> [Aim of the exercise]: Copy out, from the entries below, each line holding the string "marker".
— START Material for this task —
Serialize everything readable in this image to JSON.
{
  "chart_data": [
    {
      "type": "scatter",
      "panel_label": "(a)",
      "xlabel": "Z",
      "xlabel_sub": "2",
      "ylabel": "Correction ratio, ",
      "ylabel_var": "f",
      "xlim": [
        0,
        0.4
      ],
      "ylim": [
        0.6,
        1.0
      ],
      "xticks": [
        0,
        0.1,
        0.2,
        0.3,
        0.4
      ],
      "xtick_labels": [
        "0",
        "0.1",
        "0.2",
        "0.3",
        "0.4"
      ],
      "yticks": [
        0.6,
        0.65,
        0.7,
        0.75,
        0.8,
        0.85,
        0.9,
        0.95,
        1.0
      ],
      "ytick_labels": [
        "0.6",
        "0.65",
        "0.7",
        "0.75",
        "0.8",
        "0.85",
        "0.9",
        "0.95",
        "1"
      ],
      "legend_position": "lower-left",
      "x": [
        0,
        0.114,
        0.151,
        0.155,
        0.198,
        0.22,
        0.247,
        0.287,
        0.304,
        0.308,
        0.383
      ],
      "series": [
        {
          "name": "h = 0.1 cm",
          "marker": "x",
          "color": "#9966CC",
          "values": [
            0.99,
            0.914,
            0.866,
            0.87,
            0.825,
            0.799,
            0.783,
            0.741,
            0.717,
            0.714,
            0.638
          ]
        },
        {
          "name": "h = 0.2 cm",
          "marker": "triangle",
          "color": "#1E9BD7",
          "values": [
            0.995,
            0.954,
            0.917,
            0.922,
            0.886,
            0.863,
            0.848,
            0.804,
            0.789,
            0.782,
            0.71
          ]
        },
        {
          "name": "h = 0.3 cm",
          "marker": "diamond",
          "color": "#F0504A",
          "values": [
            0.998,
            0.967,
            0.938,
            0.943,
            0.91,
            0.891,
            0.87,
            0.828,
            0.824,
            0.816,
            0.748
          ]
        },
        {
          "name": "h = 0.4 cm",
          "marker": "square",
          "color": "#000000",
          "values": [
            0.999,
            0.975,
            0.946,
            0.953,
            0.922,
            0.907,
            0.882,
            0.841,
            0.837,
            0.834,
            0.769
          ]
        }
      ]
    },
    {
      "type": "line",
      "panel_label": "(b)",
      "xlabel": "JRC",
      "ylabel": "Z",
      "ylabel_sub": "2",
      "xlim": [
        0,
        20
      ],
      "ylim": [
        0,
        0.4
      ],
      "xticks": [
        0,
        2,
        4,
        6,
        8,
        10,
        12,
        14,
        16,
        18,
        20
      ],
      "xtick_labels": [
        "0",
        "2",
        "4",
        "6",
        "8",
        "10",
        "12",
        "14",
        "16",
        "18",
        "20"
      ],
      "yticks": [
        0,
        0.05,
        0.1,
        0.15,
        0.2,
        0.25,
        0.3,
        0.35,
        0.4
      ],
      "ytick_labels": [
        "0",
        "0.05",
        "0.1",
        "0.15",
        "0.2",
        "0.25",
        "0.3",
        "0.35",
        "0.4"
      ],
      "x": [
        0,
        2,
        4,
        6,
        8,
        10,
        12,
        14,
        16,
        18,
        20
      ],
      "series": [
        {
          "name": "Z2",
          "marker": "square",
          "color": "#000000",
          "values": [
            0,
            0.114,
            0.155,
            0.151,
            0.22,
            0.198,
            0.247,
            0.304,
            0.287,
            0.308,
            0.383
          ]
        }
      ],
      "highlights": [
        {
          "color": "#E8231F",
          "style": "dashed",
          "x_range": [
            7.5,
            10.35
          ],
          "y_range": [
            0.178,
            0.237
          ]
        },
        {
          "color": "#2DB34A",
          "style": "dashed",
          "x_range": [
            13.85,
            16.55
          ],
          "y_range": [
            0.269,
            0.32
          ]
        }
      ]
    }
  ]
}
— END Material for this task —
> [Result of the exercise]:
          "marker": "x",
          "marker": "triangle",
          "marker": "diamond",
          "marker": "square",
          "marker": "square",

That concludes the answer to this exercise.